- WHAT TO WORK ON
Reproduce each line from the records that holds "тяжелого".

Dataset rows
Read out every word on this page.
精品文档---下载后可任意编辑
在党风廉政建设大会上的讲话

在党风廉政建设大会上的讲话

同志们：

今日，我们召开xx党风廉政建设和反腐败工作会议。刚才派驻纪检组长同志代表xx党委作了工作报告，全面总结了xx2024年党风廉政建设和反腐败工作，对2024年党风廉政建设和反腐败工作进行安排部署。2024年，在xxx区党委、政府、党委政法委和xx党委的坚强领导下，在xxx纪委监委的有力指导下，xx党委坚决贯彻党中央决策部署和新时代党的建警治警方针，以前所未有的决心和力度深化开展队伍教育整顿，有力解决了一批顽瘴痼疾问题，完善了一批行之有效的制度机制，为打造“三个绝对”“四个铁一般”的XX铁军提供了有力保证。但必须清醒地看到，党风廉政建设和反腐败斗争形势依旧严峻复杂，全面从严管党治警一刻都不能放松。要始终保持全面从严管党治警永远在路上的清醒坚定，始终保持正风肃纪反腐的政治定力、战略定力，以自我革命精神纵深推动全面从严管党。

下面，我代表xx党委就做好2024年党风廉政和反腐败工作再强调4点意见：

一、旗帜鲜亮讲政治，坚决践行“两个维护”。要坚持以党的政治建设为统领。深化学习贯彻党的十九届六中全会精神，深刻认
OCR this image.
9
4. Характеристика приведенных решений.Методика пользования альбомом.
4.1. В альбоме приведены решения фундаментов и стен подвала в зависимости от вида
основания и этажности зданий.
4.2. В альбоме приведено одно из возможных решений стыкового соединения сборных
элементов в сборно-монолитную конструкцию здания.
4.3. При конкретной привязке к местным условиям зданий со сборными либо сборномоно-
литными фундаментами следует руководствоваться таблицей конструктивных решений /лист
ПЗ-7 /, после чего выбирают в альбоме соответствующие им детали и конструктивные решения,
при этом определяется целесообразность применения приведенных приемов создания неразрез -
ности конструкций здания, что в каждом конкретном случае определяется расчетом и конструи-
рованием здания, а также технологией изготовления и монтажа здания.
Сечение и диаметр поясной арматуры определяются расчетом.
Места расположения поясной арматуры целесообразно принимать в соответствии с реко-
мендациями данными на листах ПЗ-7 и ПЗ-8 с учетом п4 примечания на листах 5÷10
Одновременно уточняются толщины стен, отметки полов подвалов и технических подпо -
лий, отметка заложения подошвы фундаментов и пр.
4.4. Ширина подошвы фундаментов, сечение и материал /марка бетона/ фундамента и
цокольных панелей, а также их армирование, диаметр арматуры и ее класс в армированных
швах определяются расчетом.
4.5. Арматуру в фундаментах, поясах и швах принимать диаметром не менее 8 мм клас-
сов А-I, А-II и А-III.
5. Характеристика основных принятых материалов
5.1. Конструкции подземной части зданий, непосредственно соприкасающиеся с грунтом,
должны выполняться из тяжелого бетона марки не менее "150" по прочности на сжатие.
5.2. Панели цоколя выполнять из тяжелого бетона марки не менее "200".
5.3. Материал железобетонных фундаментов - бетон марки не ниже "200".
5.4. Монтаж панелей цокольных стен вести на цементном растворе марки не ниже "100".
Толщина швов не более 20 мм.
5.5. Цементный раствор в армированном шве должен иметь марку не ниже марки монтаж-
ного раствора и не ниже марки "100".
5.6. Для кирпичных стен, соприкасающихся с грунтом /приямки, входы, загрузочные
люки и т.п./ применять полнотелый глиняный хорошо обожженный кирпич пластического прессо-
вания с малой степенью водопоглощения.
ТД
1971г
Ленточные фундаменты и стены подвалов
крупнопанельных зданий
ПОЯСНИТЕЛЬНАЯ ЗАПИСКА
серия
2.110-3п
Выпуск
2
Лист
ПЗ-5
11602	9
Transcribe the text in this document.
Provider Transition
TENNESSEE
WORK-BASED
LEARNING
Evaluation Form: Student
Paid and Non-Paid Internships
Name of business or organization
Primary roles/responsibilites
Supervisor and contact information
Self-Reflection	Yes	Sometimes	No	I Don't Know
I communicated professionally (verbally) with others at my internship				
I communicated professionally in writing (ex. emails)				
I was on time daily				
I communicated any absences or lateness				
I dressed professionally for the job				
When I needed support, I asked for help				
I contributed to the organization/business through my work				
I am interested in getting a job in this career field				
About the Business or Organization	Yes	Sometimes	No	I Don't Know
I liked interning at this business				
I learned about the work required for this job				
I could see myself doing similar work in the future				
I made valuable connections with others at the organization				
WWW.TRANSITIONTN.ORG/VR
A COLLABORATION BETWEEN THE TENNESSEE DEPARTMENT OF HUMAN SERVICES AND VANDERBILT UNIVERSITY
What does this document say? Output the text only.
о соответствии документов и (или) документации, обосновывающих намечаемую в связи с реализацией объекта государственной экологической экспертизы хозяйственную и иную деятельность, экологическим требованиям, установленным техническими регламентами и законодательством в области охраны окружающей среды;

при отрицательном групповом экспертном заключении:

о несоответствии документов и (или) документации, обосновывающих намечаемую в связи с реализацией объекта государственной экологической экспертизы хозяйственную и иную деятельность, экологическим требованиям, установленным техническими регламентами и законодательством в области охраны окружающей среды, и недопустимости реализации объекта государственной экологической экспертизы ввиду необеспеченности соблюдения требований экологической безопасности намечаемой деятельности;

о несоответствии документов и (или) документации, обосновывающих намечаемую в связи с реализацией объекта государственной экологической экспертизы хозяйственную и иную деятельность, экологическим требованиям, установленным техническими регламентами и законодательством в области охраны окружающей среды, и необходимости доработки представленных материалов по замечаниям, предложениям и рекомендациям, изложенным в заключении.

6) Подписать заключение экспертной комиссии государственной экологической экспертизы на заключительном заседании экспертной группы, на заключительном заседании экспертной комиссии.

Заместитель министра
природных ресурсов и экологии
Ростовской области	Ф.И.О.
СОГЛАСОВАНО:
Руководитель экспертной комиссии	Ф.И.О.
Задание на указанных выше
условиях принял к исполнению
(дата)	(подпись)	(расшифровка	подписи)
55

- RESULT
должны выполняться из тяжелого бетона марки не менее "150" по прочности на сжатие.
5.2. Панели цоколя выполнять из тяжелого бетона марки не менее "200".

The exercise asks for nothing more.